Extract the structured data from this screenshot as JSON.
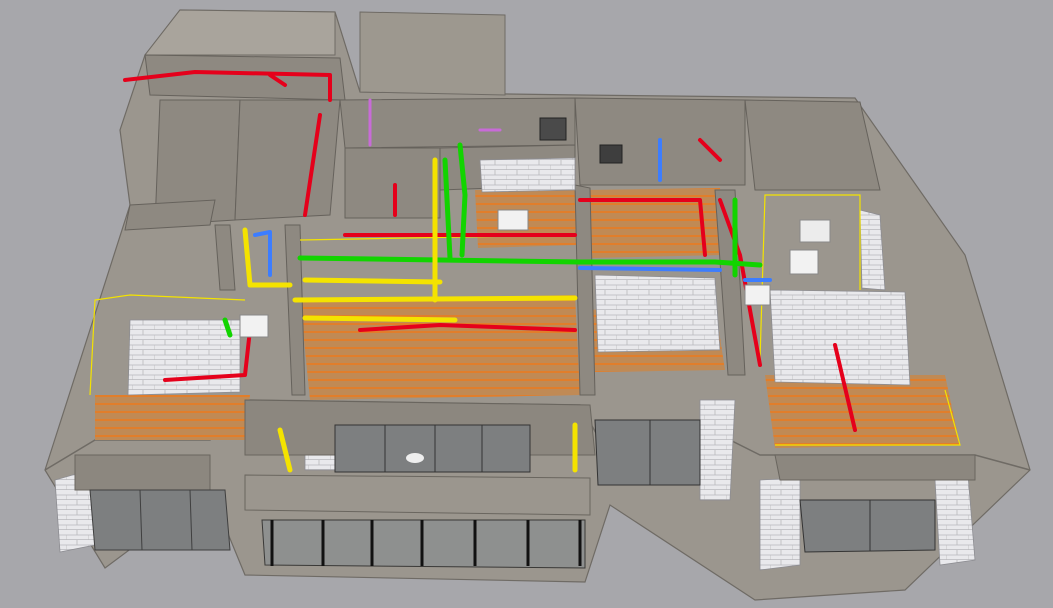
{
  "scene": {
    "kind": "3d-mep-building-model",
    "colors": {
      "background": "#a7a7ab",
      "concrete": "#9b968e",
      "concrete_dark": "#7b766f",
      "floor": "#c08a55",
      "tile": "#e9e9ec",
      "glass": "#7d7f80",
      "red_pipe": "#e5001b",
      "green_pipe": "#12d400",
      "yellow_pipe": "#f4e300",
      "blue_pipe": "#3c7dff",
      "magenta_pipe": "#c86bd8",
      "heating_coil": "#ee7a1a"
    }
  }
}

-.-.-

* THE TASK *
Copy out all the entries exactly. Images stay out of the copy.

* FULL SOLUTION *
Extract the structured data from this screenshot as JSON.
{
  "scene": {
    "kind": "3d-mep-building-model",
    "colors": {
      "background": "#a7a7ab",
      "concrete": "#9b968e",
      "concrete_dark": "#7b766f",
      "floor": "#c08a55",
      "tile": "#e9e9ec",
      "glass": "#7d7f80",
      "red_pipe": "#e5001b",
      "green_pipe": "#12d400",
      "yellow_pipe": "#f4e300",
      "blue_pipe": "#3c7dff",
      "magenta_pipe": "#c86bd8",
      "heating_coil": "#ee7a1a"
    }
  }
}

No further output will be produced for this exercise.